> _Aim_: Return the records, each one exactly as written.

— Begin Input data —

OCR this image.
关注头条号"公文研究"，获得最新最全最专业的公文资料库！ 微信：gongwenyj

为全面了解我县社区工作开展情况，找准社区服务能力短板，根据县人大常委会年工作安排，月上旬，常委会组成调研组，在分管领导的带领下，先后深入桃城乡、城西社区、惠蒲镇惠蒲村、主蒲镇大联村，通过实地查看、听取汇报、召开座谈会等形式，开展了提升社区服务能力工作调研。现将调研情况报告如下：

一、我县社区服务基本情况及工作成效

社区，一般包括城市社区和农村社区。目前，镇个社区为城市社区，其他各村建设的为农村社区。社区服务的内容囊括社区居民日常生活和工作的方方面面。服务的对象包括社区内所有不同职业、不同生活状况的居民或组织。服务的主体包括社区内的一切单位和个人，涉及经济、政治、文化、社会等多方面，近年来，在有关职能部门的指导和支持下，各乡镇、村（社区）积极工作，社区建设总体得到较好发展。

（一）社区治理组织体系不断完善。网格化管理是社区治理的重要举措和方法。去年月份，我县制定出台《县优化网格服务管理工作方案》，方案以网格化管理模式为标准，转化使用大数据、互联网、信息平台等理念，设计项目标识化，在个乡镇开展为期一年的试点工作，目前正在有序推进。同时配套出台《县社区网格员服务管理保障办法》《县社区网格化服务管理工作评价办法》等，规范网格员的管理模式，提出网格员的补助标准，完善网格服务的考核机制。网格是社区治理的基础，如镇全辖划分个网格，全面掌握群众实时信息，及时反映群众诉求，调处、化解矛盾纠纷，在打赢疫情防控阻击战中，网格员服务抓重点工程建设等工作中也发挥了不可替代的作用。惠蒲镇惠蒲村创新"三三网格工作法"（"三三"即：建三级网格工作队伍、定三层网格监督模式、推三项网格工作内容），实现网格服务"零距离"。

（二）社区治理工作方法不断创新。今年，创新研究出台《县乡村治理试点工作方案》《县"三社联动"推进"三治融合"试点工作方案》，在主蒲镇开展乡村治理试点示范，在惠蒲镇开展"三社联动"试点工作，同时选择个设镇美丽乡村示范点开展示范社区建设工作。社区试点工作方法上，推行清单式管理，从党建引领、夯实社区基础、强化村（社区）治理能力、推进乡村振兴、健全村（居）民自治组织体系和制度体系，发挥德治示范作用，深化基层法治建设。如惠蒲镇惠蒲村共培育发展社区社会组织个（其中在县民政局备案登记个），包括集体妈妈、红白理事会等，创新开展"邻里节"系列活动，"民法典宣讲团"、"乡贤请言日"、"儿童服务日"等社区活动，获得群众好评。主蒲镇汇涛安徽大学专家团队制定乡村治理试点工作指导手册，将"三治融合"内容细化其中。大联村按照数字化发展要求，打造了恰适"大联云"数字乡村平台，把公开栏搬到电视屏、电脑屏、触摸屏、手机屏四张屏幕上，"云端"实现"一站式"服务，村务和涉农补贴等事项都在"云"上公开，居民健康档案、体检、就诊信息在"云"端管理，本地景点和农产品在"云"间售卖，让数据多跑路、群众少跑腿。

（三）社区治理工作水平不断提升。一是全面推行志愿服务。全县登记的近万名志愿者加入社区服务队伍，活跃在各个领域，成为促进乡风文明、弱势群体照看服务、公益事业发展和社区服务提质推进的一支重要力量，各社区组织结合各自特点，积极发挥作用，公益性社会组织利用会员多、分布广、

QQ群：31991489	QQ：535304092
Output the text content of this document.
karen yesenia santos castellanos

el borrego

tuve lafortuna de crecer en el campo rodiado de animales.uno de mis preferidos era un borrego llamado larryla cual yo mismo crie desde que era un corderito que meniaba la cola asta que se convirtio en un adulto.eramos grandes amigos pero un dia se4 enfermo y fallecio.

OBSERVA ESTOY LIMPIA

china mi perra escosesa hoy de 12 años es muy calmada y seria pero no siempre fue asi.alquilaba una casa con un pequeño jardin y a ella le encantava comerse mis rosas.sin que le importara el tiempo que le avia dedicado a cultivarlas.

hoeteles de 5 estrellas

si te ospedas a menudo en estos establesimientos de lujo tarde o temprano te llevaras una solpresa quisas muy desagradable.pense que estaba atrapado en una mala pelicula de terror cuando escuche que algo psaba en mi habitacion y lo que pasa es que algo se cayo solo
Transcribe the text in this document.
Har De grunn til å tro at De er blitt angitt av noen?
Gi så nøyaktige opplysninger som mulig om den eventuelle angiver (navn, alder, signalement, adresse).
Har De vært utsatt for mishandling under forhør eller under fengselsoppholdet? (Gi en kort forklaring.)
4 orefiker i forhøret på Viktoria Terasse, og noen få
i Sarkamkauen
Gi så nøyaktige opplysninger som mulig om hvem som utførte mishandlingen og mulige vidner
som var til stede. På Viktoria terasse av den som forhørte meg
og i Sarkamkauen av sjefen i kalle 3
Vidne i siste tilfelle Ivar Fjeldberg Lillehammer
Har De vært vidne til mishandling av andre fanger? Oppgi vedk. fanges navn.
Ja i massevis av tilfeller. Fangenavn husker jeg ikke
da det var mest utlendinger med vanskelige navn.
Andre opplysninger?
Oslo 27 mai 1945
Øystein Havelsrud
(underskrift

— End Input data —

> _Solution to this problem_:
OCR this image.
关注头条号"公文研究"，获得最新最全最专业的公文资料库！ 微信：gongwenyj

为全面了解我县社区工作开展情况，找准社区服务能力短板，根据县人大常委会年工作安排，月上旬，常委会组成调研组，在分管领导的带领下，先后深入桃城乡、城西社区、惠蒲镇惠蒲村、主蒲镇大联村，通过实地查看、听取汇报、召开座谈会等形式，开展了提升社区服务能力工作调研。现将调研情况报告如下：

一、我县社区服务基本情况及工作成效

社区，一般包括城市社区和农村社区。目前，镇个社区为城市社区，其他各村建设的为农村社区。社区服务的内容囊括社区居民日常生活和工作的方方面面。服务的对象包括社区内所有不同职业、不同生活状况的居民或组织。服务的主体包括社区内的一切单位和个人，涉及经济、政治、文化、社会等多方面，近年来，在有关职能部门的指导和支持下，各乡镇、村（社区）积极工作，社区建设总体得到较好发展。

（一）社区治理组织体系不断完善。网格化管理是社区治理的重要举措和方法。去年月份，我县制定出台《县优化网格服务管理工作方案》，方案以网格化管理模式为标准，转化使用大数据、互联网、信息平台等理念，设计项目标识化，在个乡镇开展为期一年的试点工作，目前正在有序推进。同时配套出台《县社区网格员服务管理保障办法》《县社区网格化服务管理工作评价办法》等，规范网格员的管理模式，提出网格员的补助标准，完善网格服务的考核机制。网格是社区治理的基础，如镇全辖划分个网格，全面掌握群众实时信息，及时反映群众诉求，调处、化解矛盾纠纷，在打赢疫情防控阻击战中，网格员服务抓重点工程建设等工作中也发挥了不可替代的作用。惠蒲镇惠蒲村创新"三三网格工作法"（"三三"即：建三级网格工作队伍、定三层网格监督模式、推三项网格工作内容），实现网格服务"零距离"。

（二）社区治理工作方法不断创新。今年，创新研究出台《县乡村治理试点工作方案》《县"三社联动"推进"三治融合"试点工作方案》，在主蒲镇开展乡村治理试点示范，在惠蒲镇开展"三社联动"试点工作，同时选择个设镇美丽乡村示范点开展示范社区建设工作。社区试点工作方法上，推行清单式管理，从党建引领、夯实社区基础、强化村（社区）治理能力、推进乡村振兴、健全村（居）民自治组织体系和制度体系，发挥德治示范作用，深化基层法治建设。如惠蒲镇惠蒲村共培育发展社区社会组织个（其中在县民政局备案登记个），包括集体妈妈、红白理事会等，创新开展"邻里节"系列活动，"民法典宣讲团"、"乡贤请言日"、"儿童服务日"等社区活动，获得群众好评。主蒲镇汇涛安徽大学专家团队制定乡村治理试点工作指导手册，将"三治融合"内容细化其中。大联村按照数字化发展要求，打造了恰适"大联云"数字乡村平台，把公开栏搬到电视屏、电脑屏、触摸屏、手机屏四张屏幕上，"云端"实现"一站式"服务，村务和涉农补贴等事项都在"云"上公开，居民健康档案、体检、就诊信息在"云"端管理，本地景点和农产品在"云"间售卖，让数据多跑路、群众少跑腿。

（三）社区治理工作水平不断提升。一是全面推行志愿服务。全县登记的近万名志愿者加入社区服务队伍，活跃在各个领域，成为促进乡风文明、弱势群体照看服务、公益事业发展和社区服务提质推进的一支重要力量，各社区组织结合各自特点，积极发挥作用，公益性社会组织利用会员多、分布广、

QQ群：31991489	QQ：535304092
Output the text content of this document.
karen yesenia santos castellanos

el borrego

tuve lafortuna de crecer en el campo rodiado de animales.uno de mis preferidos era un borrego llamado larryla cual yo mismo crie desde que era un corderito que meniaba la cola asta que se convirtio en un adulto.eramos grandes amigos pero un dia se4 enfermo y fallecio.

OBSERVA ESTOY LIMPIA

china mi perra escosesa hoy de 12 años es muy calmada y seria pero no siempre fue asi.alquilaba una casa con un pequeño jardin y a ella le encantava comerse mis rosas.sin que le importara el tiempo que le avia dedicado a cultivarlas.

hoeteles de 5 estrellas

si te ospedas a menudo en estos establesimientos de lujo tarde o temprano te llevaras una solpresa quisas muy desagradable.pense que estaba atrapado en una mala pelicula de terror cuando escuche que algo psaba en mi habitacion y lo que pasa es que algo se cayo solo
Transcribe the text in this document.
Har De grunn til å tro at De er blitt angitt av noen?
Gi så nøyaktige opplysninger som mulig om den eventuelle angiver (navn, alder, signalement, adresse).
Har De vært utsatt for mishandling under forhør eller under fengselsoppholdet? (Gi en kort forklaring.)
4 orefiker i forhøret på Viktoria Terasse, og noen få
i Sarkamkauen
Gi så nøyaktige opplysninger som mulig om hvem som utførte mishandlingen og mulige vidner
som var til stede. På Viktoria terasse av den som forhørte meg
og i Sarkamkauen av sjefen i kalle 3
Vidne i siste tilfelle Ivar Fjeldberg Lillehammer
Har De vært vidne til mishandling av andre fanger? Oppgi vedk. fanges navn.
Ja i massevis av tilfeller. Fangenavn husker jeg ikke
da det var mest utlendinger med vanskelige navn.
Andre opplysninger?
Oslo 27 mai 1945
Øystein Havelsrud
(underskrift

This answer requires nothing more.